--- START OF DATA PROVIDED ---
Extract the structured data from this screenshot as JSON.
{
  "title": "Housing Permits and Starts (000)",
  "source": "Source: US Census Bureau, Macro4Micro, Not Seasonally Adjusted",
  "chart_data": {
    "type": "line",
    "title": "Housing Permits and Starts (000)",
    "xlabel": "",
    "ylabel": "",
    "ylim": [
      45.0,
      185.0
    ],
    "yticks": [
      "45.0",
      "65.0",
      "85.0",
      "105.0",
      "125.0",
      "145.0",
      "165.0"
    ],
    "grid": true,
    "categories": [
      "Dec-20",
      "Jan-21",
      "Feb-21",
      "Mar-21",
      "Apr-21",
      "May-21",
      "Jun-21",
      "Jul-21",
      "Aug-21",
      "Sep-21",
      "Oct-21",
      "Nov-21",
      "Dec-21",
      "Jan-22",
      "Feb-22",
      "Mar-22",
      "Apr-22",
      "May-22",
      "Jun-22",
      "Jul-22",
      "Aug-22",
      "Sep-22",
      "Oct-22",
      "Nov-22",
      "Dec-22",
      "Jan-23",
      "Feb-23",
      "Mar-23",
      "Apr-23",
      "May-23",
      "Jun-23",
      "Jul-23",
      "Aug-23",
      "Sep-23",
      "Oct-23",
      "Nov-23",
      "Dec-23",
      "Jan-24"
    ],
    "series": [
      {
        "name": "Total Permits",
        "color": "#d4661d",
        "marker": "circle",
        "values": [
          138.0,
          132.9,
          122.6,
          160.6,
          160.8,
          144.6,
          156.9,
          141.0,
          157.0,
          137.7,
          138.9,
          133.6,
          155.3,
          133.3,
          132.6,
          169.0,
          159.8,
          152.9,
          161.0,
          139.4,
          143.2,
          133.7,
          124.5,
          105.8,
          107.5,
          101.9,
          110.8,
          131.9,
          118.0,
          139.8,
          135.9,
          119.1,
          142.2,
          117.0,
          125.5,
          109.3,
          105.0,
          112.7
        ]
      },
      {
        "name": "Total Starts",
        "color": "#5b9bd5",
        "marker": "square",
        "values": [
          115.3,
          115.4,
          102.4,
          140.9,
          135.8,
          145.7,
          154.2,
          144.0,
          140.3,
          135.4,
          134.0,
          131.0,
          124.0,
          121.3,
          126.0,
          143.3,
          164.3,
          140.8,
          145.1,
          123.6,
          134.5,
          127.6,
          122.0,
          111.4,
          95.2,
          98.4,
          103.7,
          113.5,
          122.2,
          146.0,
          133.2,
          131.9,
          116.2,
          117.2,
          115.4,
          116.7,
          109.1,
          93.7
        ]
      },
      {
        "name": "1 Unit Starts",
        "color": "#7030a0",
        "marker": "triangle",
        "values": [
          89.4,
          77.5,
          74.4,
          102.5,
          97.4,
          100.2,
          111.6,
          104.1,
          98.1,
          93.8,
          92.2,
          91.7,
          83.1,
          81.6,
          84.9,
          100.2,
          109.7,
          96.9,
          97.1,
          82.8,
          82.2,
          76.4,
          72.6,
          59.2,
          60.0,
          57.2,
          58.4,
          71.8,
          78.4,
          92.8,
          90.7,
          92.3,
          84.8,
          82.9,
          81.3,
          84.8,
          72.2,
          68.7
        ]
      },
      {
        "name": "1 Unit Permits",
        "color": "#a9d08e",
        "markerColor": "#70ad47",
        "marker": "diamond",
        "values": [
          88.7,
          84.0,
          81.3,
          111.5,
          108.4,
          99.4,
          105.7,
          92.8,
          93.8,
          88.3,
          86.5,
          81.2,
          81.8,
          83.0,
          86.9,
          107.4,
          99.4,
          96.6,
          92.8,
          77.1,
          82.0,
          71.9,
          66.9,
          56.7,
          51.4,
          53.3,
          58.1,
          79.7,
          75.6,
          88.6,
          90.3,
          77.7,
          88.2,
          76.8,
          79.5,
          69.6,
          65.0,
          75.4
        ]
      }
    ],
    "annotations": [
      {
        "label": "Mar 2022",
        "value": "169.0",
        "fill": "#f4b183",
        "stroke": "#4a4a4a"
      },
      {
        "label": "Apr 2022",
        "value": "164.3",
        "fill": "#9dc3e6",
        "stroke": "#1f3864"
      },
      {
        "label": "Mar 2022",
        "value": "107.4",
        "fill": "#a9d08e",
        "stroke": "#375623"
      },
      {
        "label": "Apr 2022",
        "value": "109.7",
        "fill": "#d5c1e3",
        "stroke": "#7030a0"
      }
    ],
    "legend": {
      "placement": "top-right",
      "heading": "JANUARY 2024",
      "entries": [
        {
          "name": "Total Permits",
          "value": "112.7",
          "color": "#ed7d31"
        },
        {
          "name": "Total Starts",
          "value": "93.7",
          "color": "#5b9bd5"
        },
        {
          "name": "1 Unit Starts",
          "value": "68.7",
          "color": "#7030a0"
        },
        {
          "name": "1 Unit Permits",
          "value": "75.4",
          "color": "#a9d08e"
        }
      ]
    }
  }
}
--- END OF DATA PROVIDED ---
* [OBJECTIVE]:
Count the lines above that contain the word "title", and give only that number.

* [FINAL RESULT]:
2